**Written instruction**
Write out each line from the data below that includes the word "text".

**Data for processing**
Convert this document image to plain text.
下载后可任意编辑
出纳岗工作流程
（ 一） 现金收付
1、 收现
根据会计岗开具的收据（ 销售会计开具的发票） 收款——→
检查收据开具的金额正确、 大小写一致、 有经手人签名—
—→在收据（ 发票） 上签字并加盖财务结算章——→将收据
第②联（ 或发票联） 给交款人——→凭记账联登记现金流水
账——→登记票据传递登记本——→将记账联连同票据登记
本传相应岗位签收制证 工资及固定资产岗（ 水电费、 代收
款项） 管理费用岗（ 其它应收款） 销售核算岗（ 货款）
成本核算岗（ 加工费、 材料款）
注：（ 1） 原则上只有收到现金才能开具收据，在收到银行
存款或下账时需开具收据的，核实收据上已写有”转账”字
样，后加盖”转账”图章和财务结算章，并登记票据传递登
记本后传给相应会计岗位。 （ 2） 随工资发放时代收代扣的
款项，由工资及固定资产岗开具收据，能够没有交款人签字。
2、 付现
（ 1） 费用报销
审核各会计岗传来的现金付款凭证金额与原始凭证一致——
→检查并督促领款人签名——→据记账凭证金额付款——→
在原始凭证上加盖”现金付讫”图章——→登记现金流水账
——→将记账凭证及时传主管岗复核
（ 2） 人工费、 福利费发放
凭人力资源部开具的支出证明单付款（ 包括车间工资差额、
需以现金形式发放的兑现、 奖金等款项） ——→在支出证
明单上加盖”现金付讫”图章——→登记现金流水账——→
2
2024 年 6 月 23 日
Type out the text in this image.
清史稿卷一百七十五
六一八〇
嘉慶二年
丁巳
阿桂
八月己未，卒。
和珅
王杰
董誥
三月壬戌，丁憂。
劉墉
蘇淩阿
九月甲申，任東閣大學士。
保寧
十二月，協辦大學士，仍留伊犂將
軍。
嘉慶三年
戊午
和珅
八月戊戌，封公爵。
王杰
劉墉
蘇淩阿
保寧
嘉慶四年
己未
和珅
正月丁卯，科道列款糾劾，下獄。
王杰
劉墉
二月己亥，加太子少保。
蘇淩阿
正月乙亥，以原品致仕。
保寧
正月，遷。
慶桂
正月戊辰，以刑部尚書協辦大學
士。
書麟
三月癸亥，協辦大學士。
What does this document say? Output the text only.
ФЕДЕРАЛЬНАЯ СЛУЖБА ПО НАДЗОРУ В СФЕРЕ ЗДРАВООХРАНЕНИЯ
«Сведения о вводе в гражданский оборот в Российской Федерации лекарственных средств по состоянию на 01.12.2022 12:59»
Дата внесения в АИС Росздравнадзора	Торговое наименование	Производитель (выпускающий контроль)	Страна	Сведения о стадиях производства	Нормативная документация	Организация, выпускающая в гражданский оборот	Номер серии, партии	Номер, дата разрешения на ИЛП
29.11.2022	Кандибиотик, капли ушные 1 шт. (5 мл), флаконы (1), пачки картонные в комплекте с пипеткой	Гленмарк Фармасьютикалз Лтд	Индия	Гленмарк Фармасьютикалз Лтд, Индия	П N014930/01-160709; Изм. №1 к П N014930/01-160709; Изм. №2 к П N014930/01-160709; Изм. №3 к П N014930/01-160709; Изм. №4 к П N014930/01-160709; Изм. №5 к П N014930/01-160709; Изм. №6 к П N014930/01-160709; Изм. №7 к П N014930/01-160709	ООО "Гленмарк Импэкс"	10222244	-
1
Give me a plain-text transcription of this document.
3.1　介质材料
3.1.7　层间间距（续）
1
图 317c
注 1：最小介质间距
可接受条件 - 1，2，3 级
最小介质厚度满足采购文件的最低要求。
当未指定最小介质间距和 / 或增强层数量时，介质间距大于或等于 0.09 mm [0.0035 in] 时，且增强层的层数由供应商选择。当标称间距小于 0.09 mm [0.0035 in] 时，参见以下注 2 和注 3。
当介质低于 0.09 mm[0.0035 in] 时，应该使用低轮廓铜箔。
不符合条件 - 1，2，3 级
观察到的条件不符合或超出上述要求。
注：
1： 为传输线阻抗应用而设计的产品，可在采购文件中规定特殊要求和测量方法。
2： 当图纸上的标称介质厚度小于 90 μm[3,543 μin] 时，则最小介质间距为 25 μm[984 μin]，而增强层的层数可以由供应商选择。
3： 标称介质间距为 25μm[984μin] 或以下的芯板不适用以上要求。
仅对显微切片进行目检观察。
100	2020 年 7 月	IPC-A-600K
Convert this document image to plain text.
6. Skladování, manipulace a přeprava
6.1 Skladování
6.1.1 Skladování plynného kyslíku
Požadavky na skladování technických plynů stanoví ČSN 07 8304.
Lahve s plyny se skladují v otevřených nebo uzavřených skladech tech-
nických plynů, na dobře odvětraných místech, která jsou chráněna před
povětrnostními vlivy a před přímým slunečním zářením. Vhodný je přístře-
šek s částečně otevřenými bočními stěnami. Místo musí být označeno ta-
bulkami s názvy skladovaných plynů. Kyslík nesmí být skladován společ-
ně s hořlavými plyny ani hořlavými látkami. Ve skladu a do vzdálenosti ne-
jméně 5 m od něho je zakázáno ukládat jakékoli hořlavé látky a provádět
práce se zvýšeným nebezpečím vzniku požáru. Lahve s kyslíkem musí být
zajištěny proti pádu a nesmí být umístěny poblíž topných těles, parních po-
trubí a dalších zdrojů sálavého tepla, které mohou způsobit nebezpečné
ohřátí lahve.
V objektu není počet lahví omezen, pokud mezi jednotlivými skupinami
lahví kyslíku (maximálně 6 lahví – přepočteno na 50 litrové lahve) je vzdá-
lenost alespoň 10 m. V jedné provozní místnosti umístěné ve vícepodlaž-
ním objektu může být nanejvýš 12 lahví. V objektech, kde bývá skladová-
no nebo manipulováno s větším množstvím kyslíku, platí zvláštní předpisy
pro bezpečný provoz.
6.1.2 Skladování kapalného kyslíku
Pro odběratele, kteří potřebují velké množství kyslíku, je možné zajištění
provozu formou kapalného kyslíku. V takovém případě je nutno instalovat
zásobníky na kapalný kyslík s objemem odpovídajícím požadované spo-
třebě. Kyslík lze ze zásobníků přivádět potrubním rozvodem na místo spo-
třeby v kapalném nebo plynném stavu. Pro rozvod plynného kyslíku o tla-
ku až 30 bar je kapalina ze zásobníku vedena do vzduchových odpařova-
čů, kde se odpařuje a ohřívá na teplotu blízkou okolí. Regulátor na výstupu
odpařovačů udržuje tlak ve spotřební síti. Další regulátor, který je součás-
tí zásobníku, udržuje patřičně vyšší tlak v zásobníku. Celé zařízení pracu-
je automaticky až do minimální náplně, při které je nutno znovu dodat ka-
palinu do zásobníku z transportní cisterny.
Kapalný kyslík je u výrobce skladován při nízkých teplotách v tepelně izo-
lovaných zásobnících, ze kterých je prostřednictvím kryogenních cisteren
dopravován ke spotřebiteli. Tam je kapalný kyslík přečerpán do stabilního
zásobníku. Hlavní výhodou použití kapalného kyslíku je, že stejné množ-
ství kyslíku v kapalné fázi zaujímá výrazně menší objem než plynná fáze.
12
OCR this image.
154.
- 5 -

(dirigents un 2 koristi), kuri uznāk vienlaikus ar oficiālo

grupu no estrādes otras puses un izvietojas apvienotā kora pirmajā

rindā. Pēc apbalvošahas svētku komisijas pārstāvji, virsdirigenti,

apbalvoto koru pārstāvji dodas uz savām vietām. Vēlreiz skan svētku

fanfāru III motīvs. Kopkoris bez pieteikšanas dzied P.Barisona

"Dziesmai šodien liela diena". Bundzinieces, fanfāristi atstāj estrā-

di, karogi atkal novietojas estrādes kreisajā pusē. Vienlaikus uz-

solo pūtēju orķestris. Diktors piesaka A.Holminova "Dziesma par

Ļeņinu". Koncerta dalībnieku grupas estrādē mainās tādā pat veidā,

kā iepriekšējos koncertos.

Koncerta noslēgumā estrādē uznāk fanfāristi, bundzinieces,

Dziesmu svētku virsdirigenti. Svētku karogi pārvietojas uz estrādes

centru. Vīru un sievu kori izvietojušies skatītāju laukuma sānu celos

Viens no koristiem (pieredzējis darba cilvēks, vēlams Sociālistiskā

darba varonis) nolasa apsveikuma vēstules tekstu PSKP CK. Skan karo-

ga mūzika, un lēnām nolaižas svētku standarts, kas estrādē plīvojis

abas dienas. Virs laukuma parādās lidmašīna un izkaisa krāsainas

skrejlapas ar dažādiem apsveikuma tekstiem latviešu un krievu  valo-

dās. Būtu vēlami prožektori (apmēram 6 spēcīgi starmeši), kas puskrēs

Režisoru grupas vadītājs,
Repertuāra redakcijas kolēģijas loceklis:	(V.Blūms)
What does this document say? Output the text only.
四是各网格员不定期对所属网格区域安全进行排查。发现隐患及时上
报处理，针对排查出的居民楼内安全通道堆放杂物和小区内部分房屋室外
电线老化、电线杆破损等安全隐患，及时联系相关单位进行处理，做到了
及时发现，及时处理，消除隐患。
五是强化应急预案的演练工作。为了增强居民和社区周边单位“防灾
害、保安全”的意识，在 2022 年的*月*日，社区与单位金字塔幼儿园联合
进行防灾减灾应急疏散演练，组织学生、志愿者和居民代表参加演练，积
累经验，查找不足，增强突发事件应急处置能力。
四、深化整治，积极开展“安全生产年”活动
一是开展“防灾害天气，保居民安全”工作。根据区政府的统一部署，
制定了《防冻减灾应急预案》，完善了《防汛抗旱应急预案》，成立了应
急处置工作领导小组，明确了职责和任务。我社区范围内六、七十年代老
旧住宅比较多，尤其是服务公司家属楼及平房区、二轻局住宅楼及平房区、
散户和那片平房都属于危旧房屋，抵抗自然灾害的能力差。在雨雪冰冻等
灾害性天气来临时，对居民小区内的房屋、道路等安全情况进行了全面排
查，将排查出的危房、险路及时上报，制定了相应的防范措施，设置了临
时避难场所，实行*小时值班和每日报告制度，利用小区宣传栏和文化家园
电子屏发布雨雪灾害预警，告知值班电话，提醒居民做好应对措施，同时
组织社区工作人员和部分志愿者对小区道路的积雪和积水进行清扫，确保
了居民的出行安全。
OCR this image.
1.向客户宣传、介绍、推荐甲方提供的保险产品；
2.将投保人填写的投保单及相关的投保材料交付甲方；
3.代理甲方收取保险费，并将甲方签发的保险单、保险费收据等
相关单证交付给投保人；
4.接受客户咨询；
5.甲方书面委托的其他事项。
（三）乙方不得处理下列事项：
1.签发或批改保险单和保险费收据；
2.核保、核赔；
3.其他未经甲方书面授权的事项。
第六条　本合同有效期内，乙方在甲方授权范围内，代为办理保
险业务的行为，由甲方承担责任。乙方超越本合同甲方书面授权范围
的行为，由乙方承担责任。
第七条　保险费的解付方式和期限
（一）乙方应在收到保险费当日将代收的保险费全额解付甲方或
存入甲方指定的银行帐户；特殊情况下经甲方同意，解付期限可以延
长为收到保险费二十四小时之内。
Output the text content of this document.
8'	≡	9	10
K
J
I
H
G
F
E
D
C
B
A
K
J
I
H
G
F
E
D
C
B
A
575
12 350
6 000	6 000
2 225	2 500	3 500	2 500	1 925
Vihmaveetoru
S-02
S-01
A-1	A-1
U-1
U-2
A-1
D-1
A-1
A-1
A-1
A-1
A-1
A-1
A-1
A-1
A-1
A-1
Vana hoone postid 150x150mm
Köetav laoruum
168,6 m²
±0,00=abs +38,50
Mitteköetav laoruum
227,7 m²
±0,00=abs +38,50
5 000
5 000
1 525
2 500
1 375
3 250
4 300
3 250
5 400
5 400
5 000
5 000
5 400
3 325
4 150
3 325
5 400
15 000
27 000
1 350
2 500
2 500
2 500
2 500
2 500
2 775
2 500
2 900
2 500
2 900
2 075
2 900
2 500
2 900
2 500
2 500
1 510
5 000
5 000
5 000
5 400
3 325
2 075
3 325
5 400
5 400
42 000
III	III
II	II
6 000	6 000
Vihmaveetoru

**Result**
Convert this document image to plain text.
Type out the text in this image.
What does this document say? Output the text only.
Give me a plain-text transcription of this document.
Convert this document image to plain text.
What does this document say? Output the text only.
Output the text content of this document.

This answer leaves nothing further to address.